---------- Material shown ----------
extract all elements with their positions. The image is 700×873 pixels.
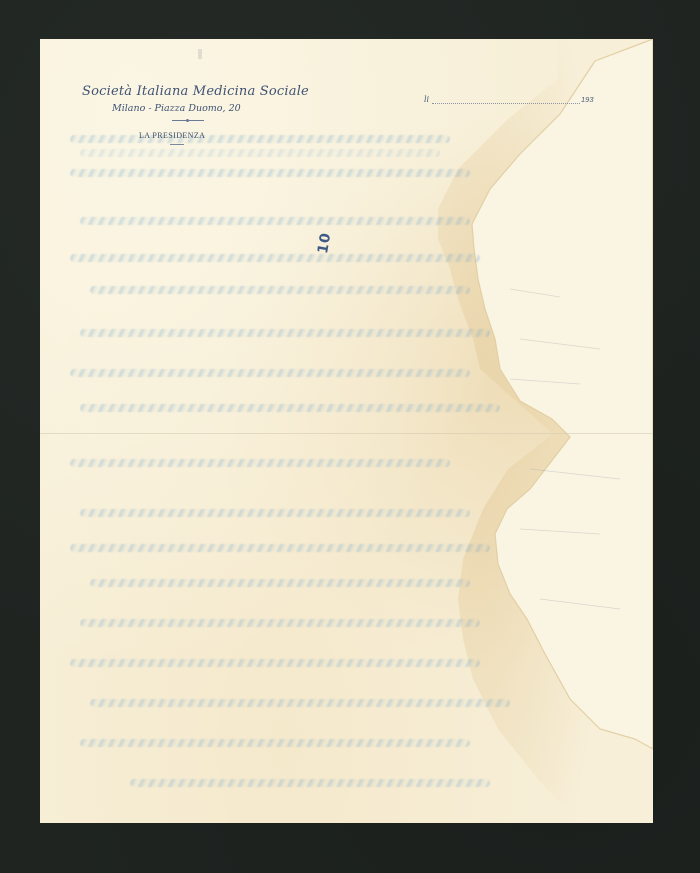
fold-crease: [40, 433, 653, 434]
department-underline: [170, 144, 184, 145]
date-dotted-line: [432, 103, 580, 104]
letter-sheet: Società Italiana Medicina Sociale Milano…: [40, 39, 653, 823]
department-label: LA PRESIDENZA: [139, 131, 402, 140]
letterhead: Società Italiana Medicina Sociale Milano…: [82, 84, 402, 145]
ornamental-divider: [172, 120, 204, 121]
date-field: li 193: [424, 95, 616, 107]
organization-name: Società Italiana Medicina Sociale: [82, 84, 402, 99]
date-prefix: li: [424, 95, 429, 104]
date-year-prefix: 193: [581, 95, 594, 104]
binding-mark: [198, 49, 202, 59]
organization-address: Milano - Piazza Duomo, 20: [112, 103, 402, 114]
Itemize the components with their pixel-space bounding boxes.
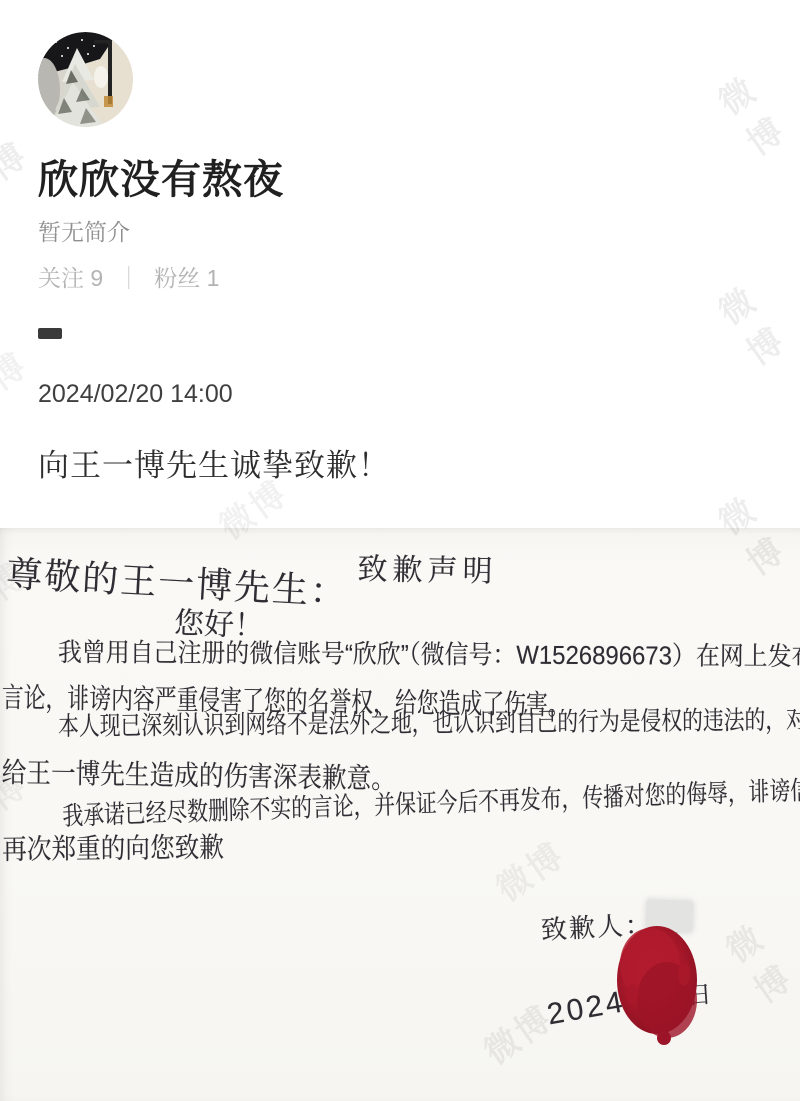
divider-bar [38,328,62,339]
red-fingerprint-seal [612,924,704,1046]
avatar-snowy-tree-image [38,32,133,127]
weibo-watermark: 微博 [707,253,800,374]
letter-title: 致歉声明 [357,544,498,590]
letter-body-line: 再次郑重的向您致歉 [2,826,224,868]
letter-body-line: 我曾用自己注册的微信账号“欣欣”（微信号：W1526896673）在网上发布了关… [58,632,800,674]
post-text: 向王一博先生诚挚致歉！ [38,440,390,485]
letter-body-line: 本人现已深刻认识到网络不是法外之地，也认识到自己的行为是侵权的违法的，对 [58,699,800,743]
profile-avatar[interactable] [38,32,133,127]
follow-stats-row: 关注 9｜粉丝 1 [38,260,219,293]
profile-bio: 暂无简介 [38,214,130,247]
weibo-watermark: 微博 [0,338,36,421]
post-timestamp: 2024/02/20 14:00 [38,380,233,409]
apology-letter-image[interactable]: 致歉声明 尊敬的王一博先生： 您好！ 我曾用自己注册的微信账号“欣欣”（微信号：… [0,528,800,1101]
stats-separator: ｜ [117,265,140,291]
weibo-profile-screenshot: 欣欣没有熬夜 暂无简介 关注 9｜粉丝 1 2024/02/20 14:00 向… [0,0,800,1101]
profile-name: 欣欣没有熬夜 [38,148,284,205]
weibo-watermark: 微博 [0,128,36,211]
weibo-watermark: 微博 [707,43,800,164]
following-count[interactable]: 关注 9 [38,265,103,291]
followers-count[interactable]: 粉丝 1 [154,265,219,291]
----------
---------- Material shown ----------
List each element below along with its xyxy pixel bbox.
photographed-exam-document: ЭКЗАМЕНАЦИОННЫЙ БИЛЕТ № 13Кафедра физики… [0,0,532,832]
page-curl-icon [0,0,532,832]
----------
Give the part of the items that opens with the line containing "List each element" and closes with the line containing "page-curl-icon [0,0,532,832]", both lines included, as a numbered list without blank lines.

1. List each element below along with its xyxy pixel bbox.
2. photographed-exam-document: ЭКЗАМЕНАЦИОННЫЙ БИЛЕТ № 13Кафедра физики… [0,0,532,832]
3. page-curl-icon [0,0,532,832]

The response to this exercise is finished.